--- Start Records for this task ---

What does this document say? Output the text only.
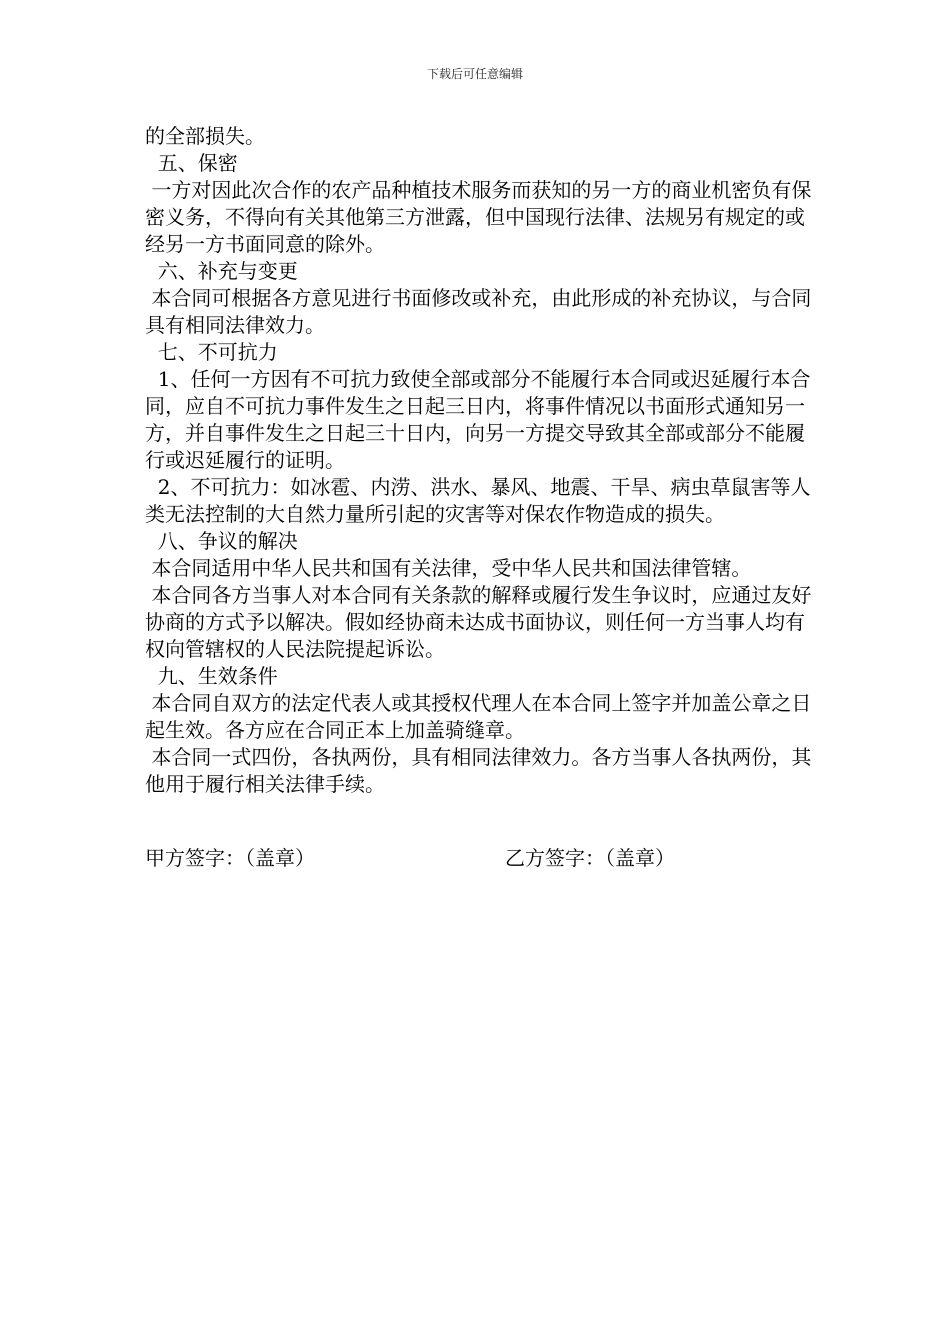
下载后可任意编辑

的全部损失。

五、保密

一方对因此次合作的农产品种植技术服务而获知的另一方的商业机密负有保密义务，不得向有关其他第三方泄露，但中国现行法律、法规另有规定的或经另一方书面同意的除外。

六、补充与变更

本合同可根据各方意见进行书面修改或补充，由此形成的补充协议，与合同具有相同法律效力。

七、不可抗力

1、任何一方因有不可抗力致使全部或部分不能履行本合同或迟延履行本合同，应自不可抗力事件发生之日起三日内，将事件情况以书面形式通知另一方，并自事件发生之日起三十日内，向另一方提交导致其全部或部分不能履行或迟延履行的证明。

2、不可抗力：如冰雹、内涝、洪水、暴风、地震、干旱、病虫草鼠害等人类无法控制的大自然力量所引起的灾害等对保农作物造成的损失。

八、争议的解决

本合同适用中华人民共和国有关法律，受中华人民共和国法律管辖。

本合同各方当事人对本合同有关条款的解释或履行发生争议时，应通过友好协商的方式予以解决。假如经协商未达成书面协议，则任何一方当事人均有权向管辖权的人民法院提起诉讼。

九、生效条件

本合同自双方的法定代表人或其授权代理人在本合同上签字并加盖公章之日起生效。各方应在合同正本上加盖骑缝章。

本合同一式四份，各执两份，具有相同法律效力。各方当事人各执两份，其他用于履行相关法律手续。

甲方签字：（盖章）	乙方签字：（盖章）
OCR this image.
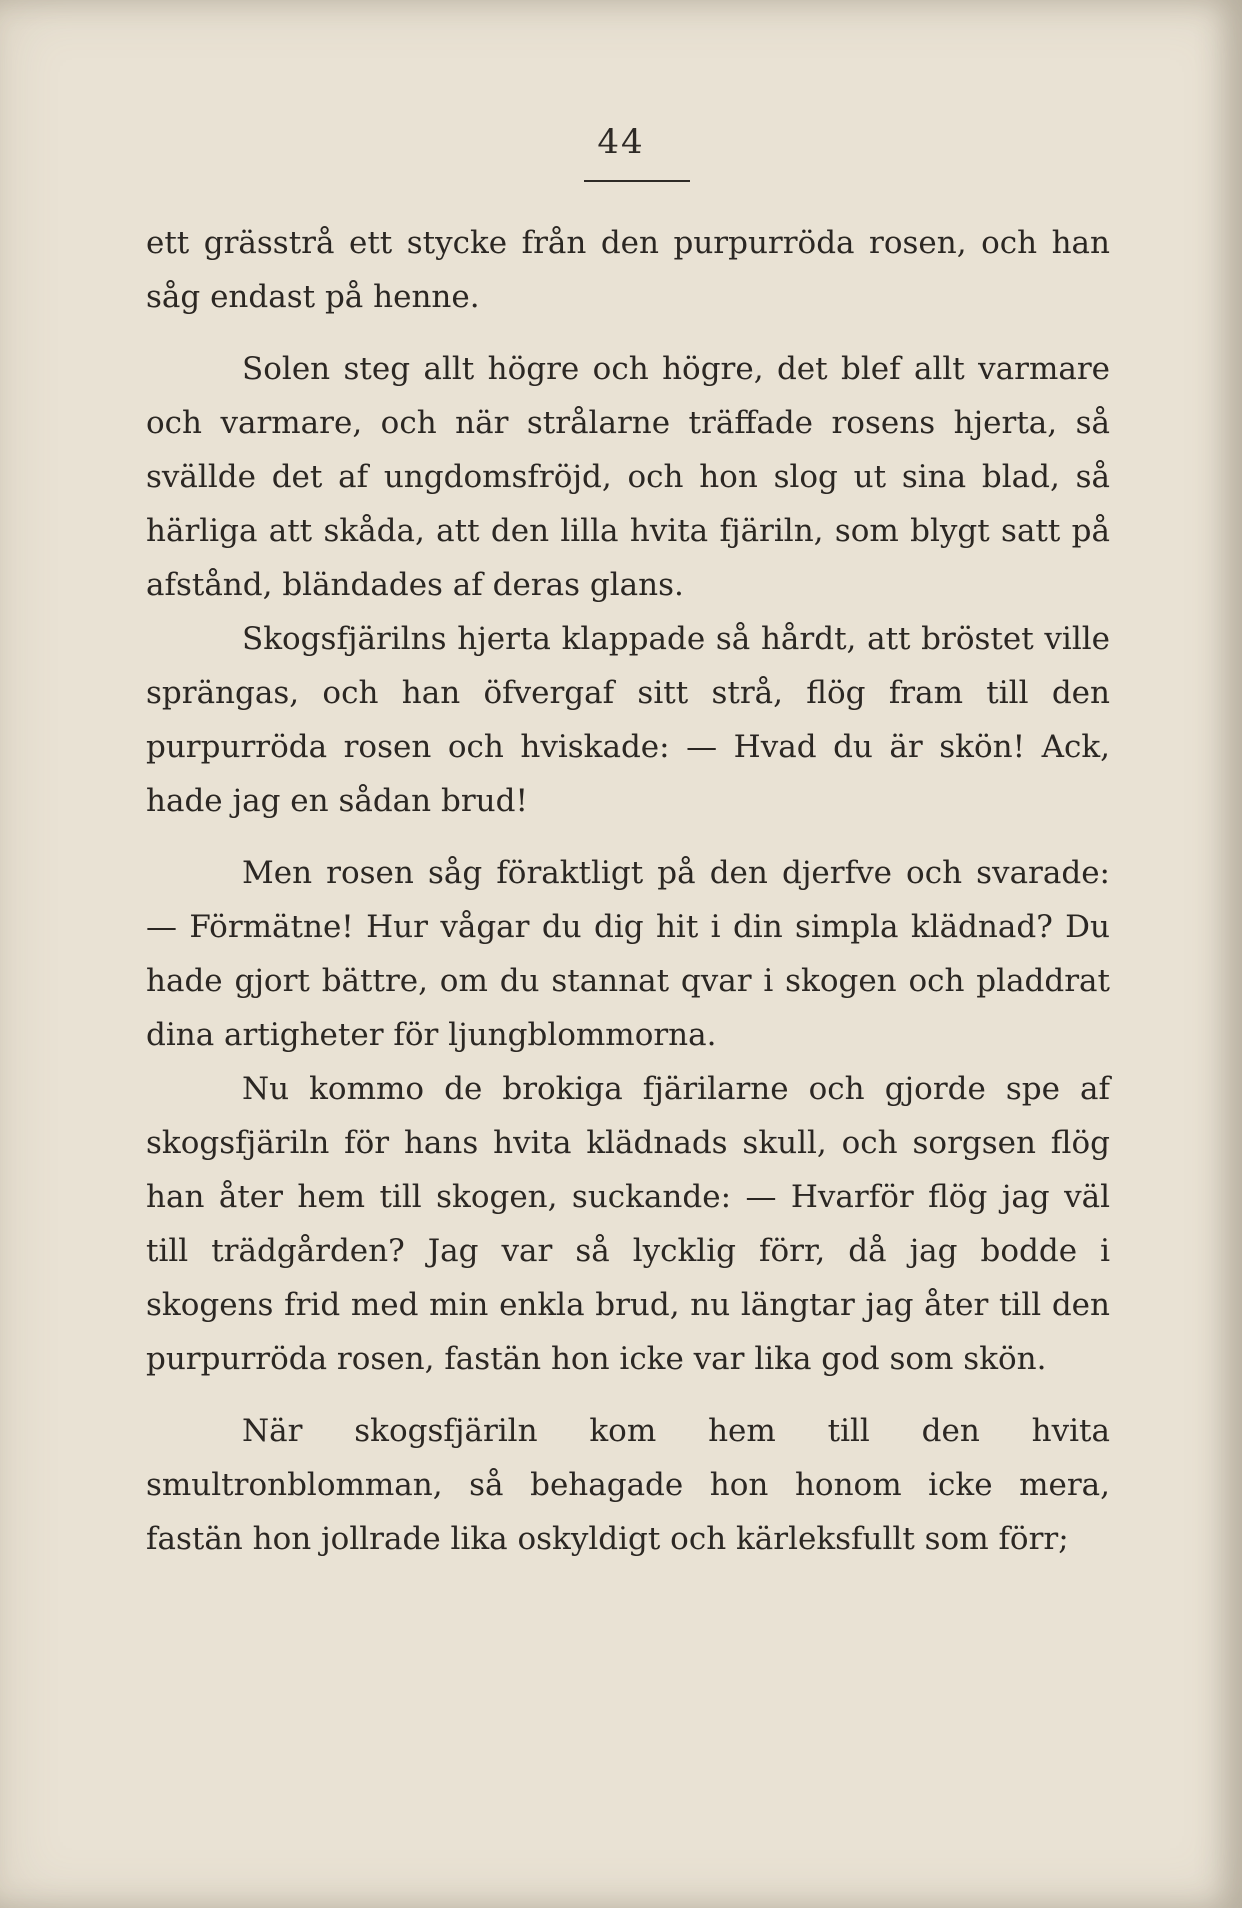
44

ett grässtrå ett stycke från den purpurröda rosen, och han såg endast på henne.

Solen steg allt högre och högre, det blef allt varmare och varmare, och när strålarne träffade rosens hjerta, så svällde det af ungdomsfröjd, och hon slog ut sina blad, så härliga att skåda, att den lilla hvita fjäriln, som blygt satt på afstånd, bländades af deras glans.

Skogsfjärilns hjerta klappade så hårdt, att bröstet ville sprängas, och han öfvergaf sitt strå, flög fram till den purpurröda rosen och hviskade: — Hvad du är skön! Ack, hade jag en sådan brud!

Men rosen såg föraktligt på den djerfve och svarade: — Förmätne! Hur vågar du dig hit i din simpla klädnad? Du hade gjort bättre, om du stannat qvar i skogen och pladdrat dina artigheter för ljungblommorna.

Nu kommo de brokiga fjärilarne och gjorde spe af skogsfjäriln för hans hvita klädnads skull, och sorgsen flög han åter hem till skogen, suckande: — Hvarför flög jag väl till trädgården? Jag var så lycklig förr, då jag bodde i skogens frid med min enkla brud, nu längtar jag åter till den purpurröda rosen, fastän hon icke var lika god som skön.

När skogsfjäriln kom hem till den hvita smultronblomman, så behagade hon honom icke mera, fastän hon jollrade lika oskyldigt och kärleksfullt som förr;
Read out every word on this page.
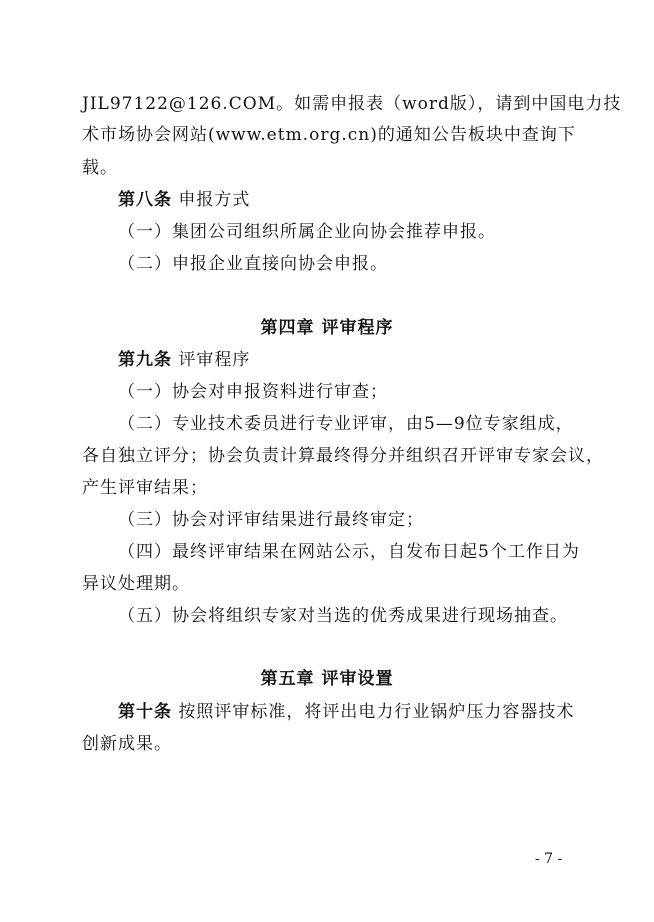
JIL97122@126.COM。如需申报表（word版），请到中国电力技
术市场协会网站(www.etm.org.cn)的通知公告板块中查询下
载。
第八条 申报方式
（一）集团公司组织所属企业向协会推荐申报。
（二）申报企业直接向协会申报。
第四章 评审程序
第九条 评审程序
（一）协会对申报资料进行审查；
（二）专业技术委员进行专业评审，由5—9位专家组成，
各自独立评分；协会负责计算最终得分并组织召开评审专家会议，
产生评审结果；
（三）协会对评审结果进行最终审定；
（四）最终评审结果在网站公示，自发布日起5个工作日为
异议处理期。
（五）协会将组织专家对当选的优秀成果进行现场抽查。
第五章 评审设置
第十条 按照评审标准，将评出电力行业锅炉压力容器技术
创新成果。
- 7 -
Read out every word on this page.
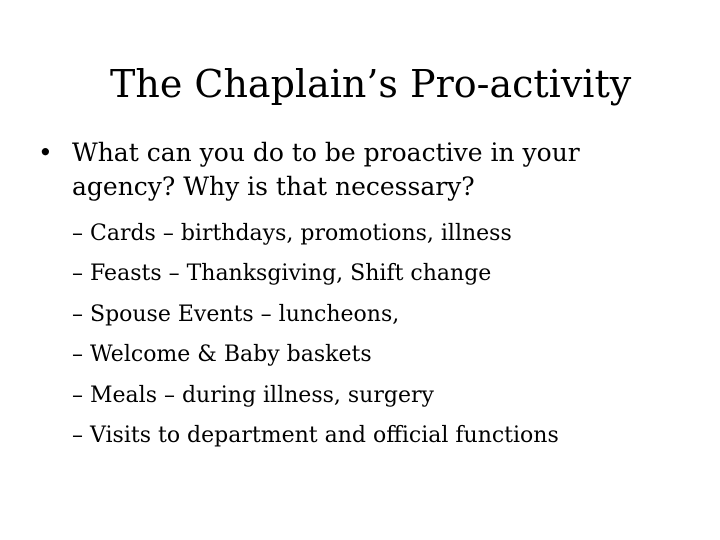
The Chaplain’s Pro-activity
• What can you do to be proactive in your agency? Why is that necessary?
– Cards – birthdays, promotions, illness
– Feasts – Thanksgiving, Shift change
– Spouse Events – luncheons,
– Welcome & Baby baskets
– Meals – during illness, surgery
– Visits to department and official functions
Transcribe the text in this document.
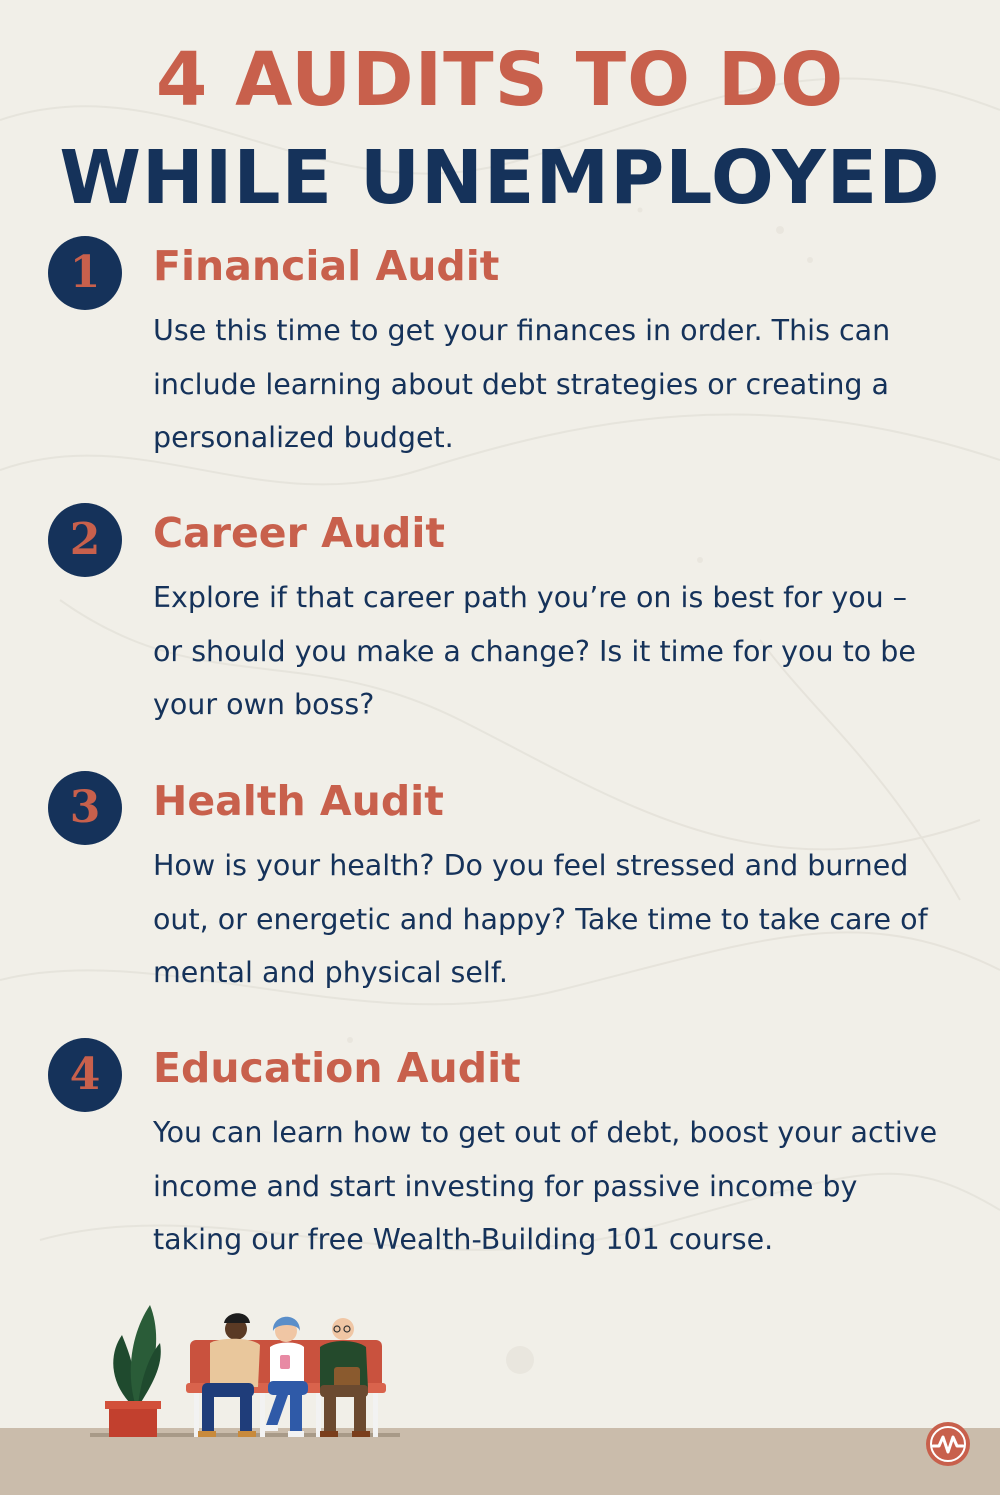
4 AUDITS TO DO
WHILE UNEMPLOYED
1	Financial Audit

Use this time to get your finances in order. This can include learning about debt strategies or creating a personalized budget.

2	Career Audit

Explore if that career path you’re on is best for you – or should you make a change? Is it time for you to be your own boss?

3	Health Audit

How is your health? Do you feel stressed and burned out, or energetic and happy? Take time to take care of mental and physical self.

4	Education Audit

You can learn how to get out of debt, boost your active income and start investing for passive income by taking our free Wealth-Building 101 course.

--- End Records for this task ---

The exercise
Take every line above carrying "skön" and return it.

Task output
Skogsfjärilns hjerta klappade så hårdt, att bröstet ville sprängas, och han öfvergaf sitt strå, flög fram till den purpurröda rosen och hviskade: — Hvad du är skön! Ack, hade jag en sådan brud!
Nu kommo de brokiga fjärilarne och gjorde spe af skogsfjäriln för hans hvita klädnads skull, och sorgsen flög han åter hem till skogen, suckande: — Hvarför flög jag väl till trädgården? Jag var så lycklig förr, då jag bodde i skogens frid med min enkla brud, nu längtar jag åter till den purpurröda rosen, fastän hon icke var lika god som skön.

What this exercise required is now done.